**Task statement**
Images should be left out, and everything else in the listing reproduced exactly.

**The data**
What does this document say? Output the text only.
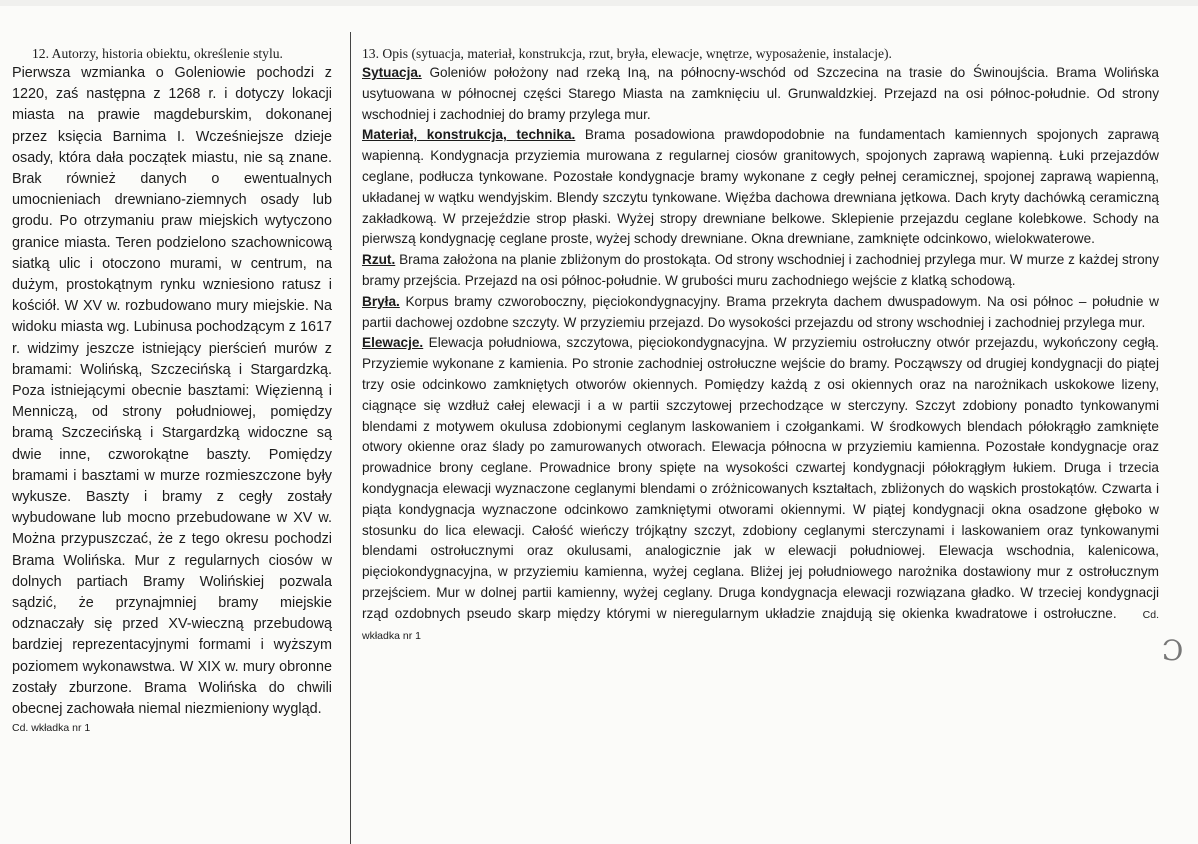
12. Autorzy, historia obiektu, określenie stylu.

Pierwsza wzmianka o Goleniowie pochodzi z 1220, zaś następna z 1268 r. i dotyczy lokacji miasta na prawie magdeburskim, dokonanej przez księcia Barnima I. Wcześniejsze dzieje osady, która dała początek miastu, nie są znane. Brak również danych o ewentualnych umocnieniach drewniano-ziemnych osady lub grodu. Po otrzymaniu praw miejskich wytyczono granice miasta. Teren podzielono szachownicową siatką ulic i otoczono murami, w centrum, na dużym, prostokątnym rynku wzniesiono ratusz i kościół. W XV w. rozbudowano mury miejskie. Na widoku miasta wg. Lubinusa pochodzącym z 1617 r. widzimy jeszcze istniejący pierścień murów z bramami: Wolińską, Szczecińską i Stargardzką. Poza istniejącymi obecnie basztami: Więzienną i Menniczą, od strony południowej, pomiędzy bramą Szczecińską i Stargardzką widoczne są dwie inne, czworokątne baszty. Pomiędzy bramami i basztami w murze rozmieszczone były wykusze. Baszty i bramy z cegły zostały wybudowane lub mocno przebudowane w XV w. Można przypuszczać, że z tego okresu pochodzi Brama Wolińska. Mur z regularnych ciosów w dolnych partiach Bramy Wolińskiej pozwala sądzić, że przynajmniej bramy miejskie odznaczały się przed XV-wieczną przebudową bardziej reprezentacyjnymi formami i wyższym poziomem wykonawstwa. W XIX w. mury obronne zostały zburzone. Brama Wolińska do chwili obecnej zachowała niemal niezmieniony wygląd.
Cd. wkładka nr 1

13. Opis (sytuacja, materiał, konstrukcja, rzut, bryła, elewacje, wnętrze, wyposażenie, instalacje).

Sytuacja. Goleniów położony nad rzeką Iną, na północny-wschód od Szczecina na trasie do Świnoujścia. Brama Wolińska usytuowana w północnej części Starego Miasta na zamknięciu ul. Grunwaldzkiej. Przejazd na osi północ-południe. Od strony wschodniej i zachodniej do bramy przylega mur.

Materiał, konstrukcja, technika. Brama posadowiona prawdopodobnie na fundamentach kamiennych spojonych zaprawą wapienną. Kondygnacja przyziemia murowana z regularnej ciosów granitowych, spojonych zaprawą wapienną. Łuki przejazdów ceglane, podłucza tynkowane. Pozostałe kondygnacje bramy wykonane z cegły pełnej ceramicznej, spojonej zaprawą wapienną, układanej w wątku wendyjskim. Blendy szczytu tynkowane. Więźba dachowa drewniana jętkowa. Dach kryty dachówką ceramiczną zakładkową. W przejeździe strop płaski. Wyżej stropy drewniane belkowe. Sklepienie przejazdu ceglane kolebkowe. Schody na pierwszą kondygnację ceglane proste, wyżej schody drewniane. Okna drewniane, zamknięte odcinkowo, wielokwaterowe.

Rzut. Brama założona na planie zbliżonym do prostokąta. Od strony wschodniej i zachodniej przylega mur. W murze z każdej strony bramy przejścia. Przejazd na osi północ-południe. W grubości muru zachodniego wejście z klatką schodową.

Bryła. Korpus bramy czworoboczny, pięciokondygnacyjny. Brama przekryta dachem dwuspadowym. Na osi północ – południe w partii dachowej ozdobne szczyty. W przyziemiu przejazd. Do wysokości przejazdu od strony wschodniej i zachodniej przylega mur.

Elewacje. Elewacja południowa, szczytowa, pięciokondygnacyjna. W przyziemiu ostrołuczny otwór przejazdu, wykończony cegłą. Przyziemie wykonane z kamienia. Po stronie zachodniej ostrołuczne wejście do bramy. Począwszy od drugiej kondygnacji do piątej trzy osie odcinkowo zamkniętych otworów okiennych. Pomiędzy każdą z osi okiennych oraz na narożnikach uskokowe lizeny, ciągnące się wzdłuż całej elewacji i a w partii szczytowej przechodzące w sterczyny. Szczyt zdobiony ponadto tynkowanymi blendami z motywem okulusa zdobionymi ceglanym laskowaniem i czołgankami. W środkowych blendach półokrągło zamknięte otwory okienne oraz ślady po zamurowanych otworach. Elewacja północna w przyziemiu kamienna. Pozostałe kondygnacje oraz prowadnice brony ceglane. Prowadnice brony spięte na wysokości czwartej kondygnacji półokrągłym łukiem. Druga i trzecia kondygnacja elewacji wyznaczone ceglanymi blendami o zróżnicowanych kształtach, zbliżonych do wąskich prostokątów. Czwarta i piąta kondygnacja wyznaczone odcinkowo zamkniętymi otworami okiennymi. W piątej kondygnacji okna osadzone głęboko w stosunku do lica elewacji. Całość wieńczy trójkątny szczyt, zdobiony ceglanymi sterczynami i laskowaniem oraz tynkowanymi blendami ostrołucznymi oraz okulusami, analogicznie jak w elewacji południowej. Elewacja wschodnia, kalenicowa, pięciokondygnacyjna, w przyziemiu kamienna, wyżej ceglana. Bliżej jej południowego narożnika dostawiony mur z ostrołucznym przejściem. Mur w dolnej partii kamienny, wyżej ceglany. Druga kondygnacja elewacji rozwiązana gładko. W trzeciej kondygnacji rząd ozdobnych pseudo skarp między którymi w nieregularnym układzie znajdują się okienka kwadratowe i ostrołuczne. Cd. wkładka nr 1	Ɔ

**Exercise response**
What does this document say? Output the text only.
12. Autorzy, historia obiektu, określenie stylu.

Pierwsza wzmianka o Goleniowie pochodzi z 1220, zaś następna z 1268 r. i dotyczy lokacji miasta na prawie magdeburskim, dokonanej przez księcia Barnima I. Wcześniejsze dzieje osady, która dała początek miastu, nie są znane. Brak również danych o ewentualnych umocnieniach drewniano-ziemnych osady lub grodu. Po otrzymaniu praw miejskich wytyczono granice miasta. Teren podzielono szachownicową siatką ulic i otoczono murami, w centrum, na dużym, prostokątnym rynku wzniesiono ratusz i kościół. W XV w. rozbudowano mury miejskie. Na widoku miasta wg. Lubinusa pochodzącym z 1617 r. widzimy jeszcze istniejący pierścień murów z bramami: Wolińską, Szczecińską i Stargardzką. Poza istniejącymi obecnie basztami: Więzienną i Menniczą, od strony południowej, pomiędzy bramą Szczecińską i Stargardzką widoczne są dwie inne, czworokątne baszty. Pomiędzy bramami i basztami w murze rozmieszczone były wykusze. Baszty i bramy z cegły zostały wybudowane lub mocno przebudowane w XV w. Można przypuszczać, że z tego okresu pochodzi Brama Wolińska. Mur z regularnych ciosów w dolnych partiach Bramy Wolińskiej pozwala sądzić, że przynajmniej bramy miejskie odznaczały się przed XV-wieczną przebudową bardziej reprezentacyjnymi formami i wyższym poziomem wykonawstwa. W XIX w. mury obronne zostały zburzone. Brama Wolińska do chwili obecnej zachowała niemal niezmieniony wygląd.
Cd. wkładka nr 1

13. Opis (sytuacja, materiał, konstrukcja, rzut, bryła, elewacje, wnętrze, wyposażenie, instalacje).

Sytuacja. Goleniów położony nad rzeką Iną, na północny-wschód od Szczecina na trasie do Świnoujścia. Brama Wolińska usytuowana w północnej części Starego Miasta na zamknięciu ul. Grunwaldzkiej. Przejazd na osi północ-południe. Od strony wschodniej i zachodniej do bramy przylega mur.

Materiał, konstrukcja, technika. Brama posadowiona prawdopodobnie na fundamentach kamiennych spojonych zaprawą wapienną. Kondygnacja przyziemia murowana z regularnej ciosów granitowych, spojonych zaprawą wapienną. Łuki przejazdów ceglane, podłucza tynkowane. Pozostałe kondygnacje bramy wykonane z cegły pełnej ceramicznej, spojonej zaprawą wapienną, układanej w wątku wendyjskim. Blendy szczytu tynkowane. Więźba dachowa drewniana jętkowa. Dach kryty dachówką ceramiczną zakładkową. W przejeździe strop płaski. Wyżej stropy drewniane belkowe. Sklepienie przejazdu ceglane kolebkowe. Schody na pierwszą kondygnację ceglane proste, wyżej schody drewniane. Okna drewniane, zamknięte odcinkowo, wielokwaterowe.

Rzut. Brama założona na planie zbliżonym do prostokąta. Od strony wschodniej i zachodniej przylega mur. W murze z każdej strony bramy przejścia. Przejazd na osi północ-południe. W grubości muru zachodniego wejście z klatką schodową.

Bryła. Korpus bramy czworoboczny, pięciokondygnacyjny. Brama przekryta dachem dwuspadowym. Na osi północ – południe w partii dachowej ozdobne szczyty. W przyziemiu przejazd. Do wysokości przejazdu od strony wschodniej i zachodniej przylega mur.

Elewacje. Elewacja południowa, szczytowa, pięciokondygnacyjna. W przyziemiu ostrołuczny otwór przejazdu, wykończony cegłą. Przyziemie wykonane z kamienia. Po stronie zachodniej ostrołuczne wejście do bramy. Począwszy od drugiej kondygnacji do piątej trzy osie odcinkowo zamkniętych otworów okiennych. Pomiędzy każdą z osi okiennych oraz na narożnikach uskokowe lizeny, ciągnące się wzdłuż całej elewacji i a w partii szczytowej przechodzące w sterczyny. Szczyt zdobiony ponadto tynkowanymi blendami z motywem okulusa zdobionymi ceglanym laskowaniem i czołgankami. W środkowych blendach półokrągło zamknięte otwory okienne oraz ślady po zamurowanych otworach. Elewacja północna w przyziemiu kamienna. Pozostałe kondygnacje oraz prowadnice brony ceglane. Prowadnice brony spięte na wysokości czwartej kondygnacji półokrągłym łukiem. Druga i trzecia kondygnacja elewacji wyznaczone ceglanymi blendami o zróżnicowanych kształtach, zbliżonych do wąskich prostokątów. Czwarta i piąta kondygnacja wyznaczone odcinkowo zamkniętymi otworami okiennymi. W piątej kondygnacji okna osadzone głęboko w stosunku do lica elewacji. Całość wieńczy trójkątny szczyt, zdobiony ceglanymi sterczynami i laskowaniem oraz tynkowanymi blendami ostrołucznymi oraz okulusami, analogicznie jak w elewacji południowej. Elewacja wschodnia, kalenicowa, pięciokondygnacyjna, w przyziemiu kamienna, wyżej ceglana. Bliżej jej południowego narożnika dostawiony mur z ostrołucznym przejściem. Mur w dolnej partii kamienny, wyżej ceglany. Druga kondygnacja elewacji rozwiązana gładko. W trzeciej kondygnacji rząd ozdobnych pseudo skarp między którymi w nieregularnym układzie znajdują się okienka kwadratowe i ostrołuczne. Cd. wkładka nr 1	Ɔ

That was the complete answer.